REQUIRED WORK. Transcribe the data that follows precisely, omitting nothing.

____________________

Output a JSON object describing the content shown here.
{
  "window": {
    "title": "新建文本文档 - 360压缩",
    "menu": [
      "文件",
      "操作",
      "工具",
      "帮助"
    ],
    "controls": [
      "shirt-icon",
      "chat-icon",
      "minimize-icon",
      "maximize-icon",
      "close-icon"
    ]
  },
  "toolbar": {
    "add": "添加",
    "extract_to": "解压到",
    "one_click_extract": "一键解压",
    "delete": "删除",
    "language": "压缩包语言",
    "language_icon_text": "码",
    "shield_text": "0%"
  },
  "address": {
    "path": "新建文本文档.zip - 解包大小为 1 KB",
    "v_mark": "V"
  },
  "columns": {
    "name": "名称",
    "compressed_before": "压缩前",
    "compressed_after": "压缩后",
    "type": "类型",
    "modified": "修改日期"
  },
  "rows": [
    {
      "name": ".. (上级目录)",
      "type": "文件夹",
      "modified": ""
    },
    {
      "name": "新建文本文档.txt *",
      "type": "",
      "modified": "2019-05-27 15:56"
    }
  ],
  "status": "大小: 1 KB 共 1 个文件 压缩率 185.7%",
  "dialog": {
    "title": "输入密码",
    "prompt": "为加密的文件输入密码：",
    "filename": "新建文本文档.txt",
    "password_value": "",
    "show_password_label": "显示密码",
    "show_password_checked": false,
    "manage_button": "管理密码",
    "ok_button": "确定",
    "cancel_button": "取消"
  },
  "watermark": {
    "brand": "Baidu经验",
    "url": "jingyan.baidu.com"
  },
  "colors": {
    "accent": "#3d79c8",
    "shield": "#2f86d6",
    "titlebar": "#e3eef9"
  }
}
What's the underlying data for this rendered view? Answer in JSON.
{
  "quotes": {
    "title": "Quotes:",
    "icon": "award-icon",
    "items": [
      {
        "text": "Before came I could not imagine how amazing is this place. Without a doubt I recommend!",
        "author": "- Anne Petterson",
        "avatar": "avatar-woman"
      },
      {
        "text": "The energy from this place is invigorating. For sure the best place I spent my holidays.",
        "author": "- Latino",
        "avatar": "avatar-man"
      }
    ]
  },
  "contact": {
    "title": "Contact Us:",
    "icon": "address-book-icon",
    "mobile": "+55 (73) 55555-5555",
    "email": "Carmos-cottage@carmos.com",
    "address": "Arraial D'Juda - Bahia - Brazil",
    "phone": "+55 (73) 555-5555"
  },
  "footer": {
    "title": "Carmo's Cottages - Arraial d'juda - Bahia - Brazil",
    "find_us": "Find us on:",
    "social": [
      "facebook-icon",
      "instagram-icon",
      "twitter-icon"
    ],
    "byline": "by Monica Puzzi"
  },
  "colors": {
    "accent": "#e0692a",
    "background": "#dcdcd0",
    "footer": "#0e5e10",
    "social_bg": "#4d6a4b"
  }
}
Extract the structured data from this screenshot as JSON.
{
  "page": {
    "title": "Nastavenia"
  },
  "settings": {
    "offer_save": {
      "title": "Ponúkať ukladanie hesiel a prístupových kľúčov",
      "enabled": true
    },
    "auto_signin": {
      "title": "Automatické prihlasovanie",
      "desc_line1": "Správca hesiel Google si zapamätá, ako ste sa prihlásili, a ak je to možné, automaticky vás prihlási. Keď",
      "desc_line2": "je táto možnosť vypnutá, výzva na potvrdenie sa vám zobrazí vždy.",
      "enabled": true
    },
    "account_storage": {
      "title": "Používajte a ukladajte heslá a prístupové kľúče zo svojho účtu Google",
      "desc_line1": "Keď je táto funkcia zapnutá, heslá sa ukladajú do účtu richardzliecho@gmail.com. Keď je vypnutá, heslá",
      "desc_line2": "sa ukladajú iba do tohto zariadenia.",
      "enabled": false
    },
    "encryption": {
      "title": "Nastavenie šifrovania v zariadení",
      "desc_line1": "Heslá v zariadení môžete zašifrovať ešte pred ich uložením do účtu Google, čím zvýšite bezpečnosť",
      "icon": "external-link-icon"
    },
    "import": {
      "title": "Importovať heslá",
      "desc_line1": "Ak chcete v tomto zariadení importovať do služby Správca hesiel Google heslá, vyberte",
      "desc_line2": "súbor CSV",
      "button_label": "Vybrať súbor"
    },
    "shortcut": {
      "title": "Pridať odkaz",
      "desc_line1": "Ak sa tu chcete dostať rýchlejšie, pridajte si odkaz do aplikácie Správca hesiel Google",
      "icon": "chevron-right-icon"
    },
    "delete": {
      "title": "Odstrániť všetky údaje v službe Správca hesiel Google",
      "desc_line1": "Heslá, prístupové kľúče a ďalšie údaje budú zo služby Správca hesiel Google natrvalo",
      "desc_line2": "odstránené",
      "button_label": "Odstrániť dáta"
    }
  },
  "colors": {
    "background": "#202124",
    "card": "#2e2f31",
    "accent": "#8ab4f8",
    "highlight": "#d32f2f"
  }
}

____________________

THE SOLUTION.
Output a JSON object describing the content shown here.
{
  "window": {
    "title": "新建文本文档 - 360压缩",
    "menu": [
      "文件",
      "操作",
      "工具",
      "帮助"
    ],
    "controls": [
      "shirt-icon",
      "chat-icon",
      "minimize-icon",
      "maximize-icon",
      "close-icon"
    ]
  },
  "toolbar": {
    "add": "添加",
    "extract_to": "解压到",
    "one_click_extract": "一键解压",
    "delete": "删除",
    "language": "压缩包语言",
    "language_icon_text": "码",
    "shield_text": "0%"
  },
  "address": {
    "path": "新建文本文档.zip - 解包大小为 1 KB",
    "v_mark": "V"
  },
  "columns": {
    "name": "名称",
    "compressed_before": "压缩前",
    "compressed_after": "压缩后",
    "type": "类型",
    "modified": "修改日期"
  },
  "rows": [
    {
      "name": ".. (上级目录)",
      "type": "文件夹",
      "modified": ""
    },
    {
      "name": "新建文本文档.txt *",
      "type": "",
      "modified": "2019-05-27 15:56"
    }
  ],
  "status": "大小: 1 KB 共 1 个文件 压缩率 185.7%",
  "dialog": {
    "title": "输入密码",
    "prompt": "为加密的文件输入密码：",
    "filename": "新建文本文档.txt",
    "password_value": "",
    "show_password_label": "显示密码",
    "show_password_checked": false,
    "manage_button": "管理密码",
    "ok_button": "确定",
    "cancel_button": "取消"
  },
  "watermark": {
    "brand": "Baidu经验",
    "url": "jingyan.baidu.com"
  },
  "colors": {
    "accent": "#3d79c8",
    "shield": "#2f86d6",
    "titlebar": "#e3eef9"
  }
}
What's the underlying data for this rendered view? Answer in JSON.
{
  "quotes": {
    "title": "Quotes:",
    "icon": "award-icon",
    "items": [
      {
        "text": "Before came I could not imagine how amazing is this place. Without a doubt I recommend!",
        "author": "- Anne Petterson",
        "avatar": "avatar-woman"
      },
      {
        "text": "The energy from this place is invigorating. For sure the best place I spent my holidays.",
        "author": "- Latino",
        "avatar": "avatar-man"
      }
    ]
  },
  "contact": {
    "title": "Contact Us:",
    "icon": "address-book-icon",
    "mobile": "+55 (73) 55555-5555",
    "email": "Carmos-cottage@carmos.com",
    "address": "Arraial D'Juda - Bahia - Brazil",
    "phone": "+55 (73) 555-5555"
  },
  "footer": {
    "title": "Carmo's Cottages - Arraial d'juda - Bahia - Brazil",
    "find_us": "Find us on:",
    "social": [
      "facebook-icon",
      "instagram-icon",
      "twitter-icon"
    ],
    "byline": "by Monica Puzzi"
  },
  "colors": {
    "accent": "#e0692a",
    "background": "#dcdcd0",
    "footer": "#0e5e10",
    "social_bg": "#4d6a4b"
  }
}
Extract the structured data from this screenshot as JSON.
{
  "page": {
    "title": "Nastavenia"
  },
  "settings": {
    "offer_save": {
      "title": "Ponúkať ukladanie hesiel a prístupových kľúčov",
      "enabled": true
    },
    "auto_signin": {
      "title": "Automatické prihlasovanie",
      "desc_line1": "Správca hesiel Google si zapamätá, ako ste sa prihlásili, a ak je to možné, automaticky vás prihlási. Keď",
      "desc_line2": "je táto možnosť vypnutá, výzva na potvrdenie sa vám zobrazí vždy.",
      "enabled": true
    },
    "account_storage": {
      "title": "Používajte a ukladajte heslá a prístupové kľúče zo svojho účtu Google",
      "desc_line1": "Keď je táto funkcia zapnutá, heslá sa ukladajú do účtu richardzliecho@gmail.com. Keď je vypnutá, heslá",
      "desc_line2": "sa ukladajú iba do tohto zariadenia.",
      "enabled": false
    },
    "encryption": {
      "title": "Nastavenie šifrovania v zariadení",
      "desc_line1": "Heslá v zariadení môžete zašifrovať ešte pred ich uložením do účtu Google, čím zvýšite bezpečnosť",
      "icon": "external-link-icon"
    },
    "import": {
      "title": "Importovať heslá",
      "desc_line1": "Ak chcete v tomto zariadení importovať do služby Správca hesiel Google heslá, vyberte",
      "desc_line2": "súbor CSV",
      "button_label": "Vybrať súbor"
    },
    "shortcut": {
      "title": "Pridať odkaz",
      "desc_line1": "Ak sa tu chcete dostať rýchlejšie, pridajte si odkaz do aplikácie Správca hesiel Google",
      "icon": "chevron-right-icon"
    },
    "delete": {
      "title": "Odstrániť všetky údaje v službe Správca hesiel Google",
      "desc_line1": "Heslá, prístupové kľúče a ďalšie údaje budú zo služby Správca hesiel Google natrvalo",
      "desc_line2": "odstránené",
      "button_label": "Odstrániť dáta"
    }
  },
  "colors": {
    "background": "#202124",
    "card": "#2e2f31",
    "accent": "#8ab4f8",
    "highlight": "#d32f2f"
  }
}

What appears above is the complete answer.